------ Data in this exercise ------
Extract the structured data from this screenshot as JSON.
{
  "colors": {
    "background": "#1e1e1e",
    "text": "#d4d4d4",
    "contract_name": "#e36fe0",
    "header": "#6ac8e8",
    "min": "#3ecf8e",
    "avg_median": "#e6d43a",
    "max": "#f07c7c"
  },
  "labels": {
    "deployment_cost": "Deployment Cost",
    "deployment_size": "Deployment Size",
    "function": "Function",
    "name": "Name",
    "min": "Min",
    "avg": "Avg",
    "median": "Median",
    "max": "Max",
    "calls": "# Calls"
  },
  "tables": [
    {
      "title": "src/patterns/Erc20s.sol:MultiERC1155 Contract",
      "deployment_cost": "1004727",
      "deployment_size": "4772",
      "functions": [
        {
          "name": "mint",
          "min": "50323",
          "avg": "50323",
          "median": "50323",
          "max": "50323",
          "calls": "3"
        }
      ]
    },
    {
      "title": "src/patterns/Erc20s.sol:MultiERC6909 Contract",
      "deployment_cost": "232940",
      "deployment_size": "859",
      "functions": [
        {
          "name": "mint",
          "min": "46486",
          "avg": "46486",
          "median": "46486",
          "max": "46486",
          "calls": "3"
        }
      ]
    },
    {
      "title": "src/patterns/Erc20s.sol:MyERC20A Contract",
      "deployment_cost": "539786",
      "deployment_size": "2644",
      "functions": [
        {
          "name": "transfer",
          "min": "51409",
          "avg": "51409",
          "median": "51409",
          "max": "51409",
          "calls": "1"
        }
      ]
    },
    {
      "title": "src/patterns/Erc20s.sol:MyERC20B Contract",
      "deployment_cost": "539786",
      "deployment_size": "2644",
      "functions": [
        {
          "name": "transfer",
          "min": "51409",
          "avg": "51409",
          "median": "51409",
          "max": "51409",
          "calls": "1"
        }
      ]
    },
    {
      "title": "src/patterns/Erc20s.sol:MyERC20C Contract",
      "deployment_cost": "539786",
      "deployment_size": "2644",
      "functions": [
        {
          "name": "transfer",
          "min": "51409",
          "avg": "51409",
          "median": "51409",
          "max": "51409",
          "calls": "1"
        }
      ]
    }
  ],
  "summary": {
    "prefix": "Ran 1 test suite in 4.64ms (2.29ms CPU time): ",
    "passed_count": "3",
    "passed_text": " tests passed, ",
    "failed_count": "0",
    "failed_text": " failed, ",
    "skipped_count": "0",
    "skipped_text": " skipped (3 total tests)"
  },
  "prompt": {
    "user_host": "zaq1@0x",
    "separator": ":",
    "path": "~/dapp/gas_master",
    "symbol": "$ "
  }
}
------
Lines that include the word "tests" are to be extracted from the data above.

    "passed_text": " tests passed, ",
    "skipped_text": " skipped (3 total tests)"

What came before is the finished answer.